Given request: Report the count of lines where the string "Pfarrer" appears, and nothing else.

Record excerpts:
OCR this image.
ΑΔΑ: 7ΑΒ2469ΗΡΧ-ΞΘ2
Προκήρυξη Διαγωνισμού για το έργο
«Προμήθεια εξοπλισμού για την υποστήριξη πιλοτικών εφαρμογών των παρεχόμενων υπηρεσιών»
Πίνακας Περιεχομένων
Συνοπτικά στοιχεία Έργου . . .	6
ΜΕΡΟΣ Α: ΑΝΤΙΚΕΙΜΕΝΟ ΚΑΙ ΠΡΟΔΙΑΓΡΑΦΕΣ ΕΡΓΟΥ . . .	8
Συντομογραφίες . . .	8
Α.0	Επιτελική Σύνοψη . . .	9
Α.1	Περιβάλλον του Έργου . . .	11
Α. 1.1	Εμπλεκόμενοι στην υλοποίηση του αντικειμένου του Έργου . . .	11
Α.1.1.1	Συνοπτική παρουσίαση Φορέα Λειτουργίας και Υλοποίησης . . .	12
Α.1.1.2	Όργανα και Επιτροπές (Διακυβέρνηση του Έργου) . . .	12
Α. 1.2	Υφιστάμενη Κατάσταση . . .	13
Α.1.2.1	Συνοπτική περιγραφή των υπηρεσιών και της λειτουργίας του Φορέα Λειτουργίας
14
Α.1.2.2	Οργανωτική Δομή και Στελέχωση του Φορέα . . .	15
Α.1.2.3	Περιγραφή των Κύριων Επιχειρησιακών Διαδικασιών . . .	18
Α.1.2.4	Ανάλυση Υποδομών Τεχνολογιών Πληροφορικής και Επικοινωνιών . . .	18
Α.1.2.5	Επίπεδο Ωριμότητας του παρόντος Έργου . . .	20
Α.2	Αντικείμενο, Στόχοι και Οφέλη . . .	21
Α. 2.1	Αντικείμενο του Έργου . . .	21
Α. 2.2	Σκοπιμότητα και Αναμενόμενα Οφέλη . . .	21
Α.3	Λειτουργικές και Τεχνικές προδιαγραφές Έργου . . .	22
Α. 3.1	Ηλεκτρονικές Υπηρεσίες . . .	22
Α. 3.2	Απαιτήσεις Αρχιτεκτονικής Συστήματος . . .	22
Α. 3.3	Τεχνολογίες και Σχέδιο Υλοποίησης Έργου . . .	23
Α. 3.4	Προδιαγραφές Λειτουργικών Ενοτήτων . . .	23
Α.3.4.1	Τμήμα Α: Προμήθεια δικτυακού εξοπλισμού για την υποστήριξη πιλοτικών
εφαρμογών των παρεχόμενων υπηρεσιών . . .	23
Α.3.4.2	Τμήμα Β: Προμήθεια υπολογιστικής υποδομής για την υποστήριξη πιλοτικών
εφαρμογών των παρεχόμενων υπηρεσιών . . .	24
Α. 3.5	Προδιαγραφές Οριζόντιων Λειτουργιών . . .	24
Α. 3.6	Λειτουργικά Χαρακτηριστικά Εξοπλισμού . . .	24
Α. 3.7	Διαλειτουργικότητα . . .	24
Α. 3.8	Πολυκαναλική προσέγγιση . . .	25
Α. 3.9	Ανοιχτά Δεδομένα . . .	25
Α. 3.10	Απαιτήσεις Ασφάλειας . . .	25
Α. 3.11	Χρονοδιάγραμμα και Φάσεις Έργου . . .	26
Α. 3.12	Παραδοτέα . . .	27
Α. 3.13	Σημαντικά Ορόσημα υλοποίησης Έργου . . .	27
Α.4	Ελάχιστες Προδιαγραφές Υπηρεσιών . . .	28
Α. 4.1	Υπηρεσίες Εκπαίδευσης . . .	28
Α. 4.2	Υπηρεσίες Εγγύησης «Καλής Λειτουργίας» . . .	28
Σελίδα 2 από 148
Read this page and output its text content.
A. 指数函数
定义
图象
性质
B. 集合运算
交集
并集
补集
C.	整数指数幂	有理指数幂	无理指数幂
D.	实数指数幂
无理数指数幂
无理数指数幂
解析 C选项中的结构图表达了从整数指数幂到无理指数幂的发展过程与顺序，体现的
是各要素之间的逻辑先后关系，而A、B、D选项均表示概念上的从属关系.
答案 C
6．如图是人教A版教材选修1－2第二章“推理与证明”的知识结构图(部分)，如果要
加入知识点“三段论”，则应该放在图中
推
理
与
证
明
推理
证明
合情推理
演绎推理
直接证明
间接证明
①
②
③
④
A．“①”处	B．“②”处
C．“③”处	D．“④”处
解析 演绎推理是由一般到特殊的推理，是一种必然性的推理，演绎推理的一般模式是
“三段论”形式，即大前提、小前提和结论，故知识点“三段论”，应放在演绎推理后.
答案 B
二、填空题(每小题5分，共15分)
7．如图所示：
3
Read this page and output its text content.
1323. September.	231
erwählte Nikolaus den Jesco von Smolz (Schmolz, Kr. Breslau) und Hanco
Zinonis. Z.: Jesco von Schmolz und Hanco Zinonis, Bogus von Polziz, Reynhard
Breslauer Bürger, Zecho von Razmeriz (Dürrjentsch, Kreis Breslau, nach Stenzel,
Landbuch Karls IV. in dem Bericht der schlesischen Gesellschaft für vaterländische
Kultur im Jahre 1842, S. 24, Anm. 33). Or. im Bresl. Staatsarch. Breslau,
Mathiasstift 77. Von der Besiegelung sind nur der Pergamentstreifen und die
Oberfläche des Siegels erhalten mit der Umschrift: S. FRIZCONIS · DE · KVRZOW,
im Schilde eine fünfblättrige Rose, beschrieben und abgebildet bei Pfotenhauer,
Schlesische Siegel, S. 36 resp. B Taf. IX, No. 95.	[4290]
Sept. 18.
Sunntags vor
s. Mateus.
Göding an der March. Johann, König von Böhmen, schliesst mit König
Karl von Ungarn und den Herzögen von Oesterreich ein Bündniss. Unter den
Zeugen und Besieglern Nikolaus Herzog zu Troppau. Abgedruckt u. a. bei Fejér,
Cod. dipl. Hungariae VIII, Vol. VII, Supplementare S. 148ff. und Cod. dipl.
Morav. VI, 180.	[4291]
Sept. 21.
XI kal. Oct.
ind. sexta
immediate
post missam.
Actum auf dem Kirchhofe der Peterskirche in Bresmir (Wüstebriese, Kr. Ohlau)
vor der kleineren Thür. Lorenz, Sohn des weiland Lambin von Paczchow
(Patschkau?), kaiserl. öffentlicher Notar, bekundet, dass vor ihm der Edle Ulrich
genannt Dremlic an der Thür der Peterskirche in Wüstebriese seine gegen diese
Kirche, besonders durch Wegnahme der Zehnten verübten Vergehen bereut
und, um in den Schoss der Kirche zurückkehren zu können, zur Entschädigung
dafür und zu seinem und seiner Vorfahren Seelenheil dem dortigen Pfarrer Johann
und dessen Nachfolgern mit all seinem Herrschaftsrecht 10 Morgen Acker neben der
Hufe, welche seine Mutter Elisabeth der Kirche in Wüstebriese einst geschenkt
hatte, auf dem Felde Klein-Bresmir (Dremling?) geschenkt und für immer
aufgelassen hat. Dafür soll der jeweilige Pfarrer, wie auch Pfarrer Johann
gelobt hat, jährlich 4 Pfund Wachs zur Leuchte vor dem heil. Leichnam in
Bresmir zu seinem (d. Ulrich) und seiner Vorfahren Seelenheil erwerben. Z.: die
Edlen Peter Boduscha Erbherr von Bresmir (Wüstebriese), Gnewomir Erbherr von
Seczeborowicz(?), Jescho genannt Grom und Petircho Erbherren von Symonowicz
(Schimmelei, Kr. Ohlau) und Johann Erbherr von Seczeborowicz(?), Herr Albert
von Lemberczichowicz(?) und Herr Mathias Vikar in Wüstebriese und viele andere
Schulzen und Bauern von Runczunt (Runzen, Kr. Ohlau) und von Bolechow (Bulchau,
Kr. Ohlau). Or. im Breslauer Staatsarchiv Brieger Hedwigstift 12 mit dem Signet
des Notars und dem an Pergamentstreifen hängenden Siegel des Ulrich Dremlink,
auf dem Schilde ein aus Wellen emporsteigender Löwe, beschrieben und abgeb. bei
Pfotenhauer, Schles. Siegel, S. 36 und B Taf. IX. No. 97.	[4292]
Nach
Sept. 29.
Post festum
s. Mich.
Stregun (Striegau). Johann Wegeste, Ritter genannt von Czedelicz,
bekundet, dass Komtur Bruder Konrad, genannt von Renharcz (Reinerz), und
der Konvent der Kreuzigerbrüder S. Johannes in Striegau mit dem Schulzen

Answer: 2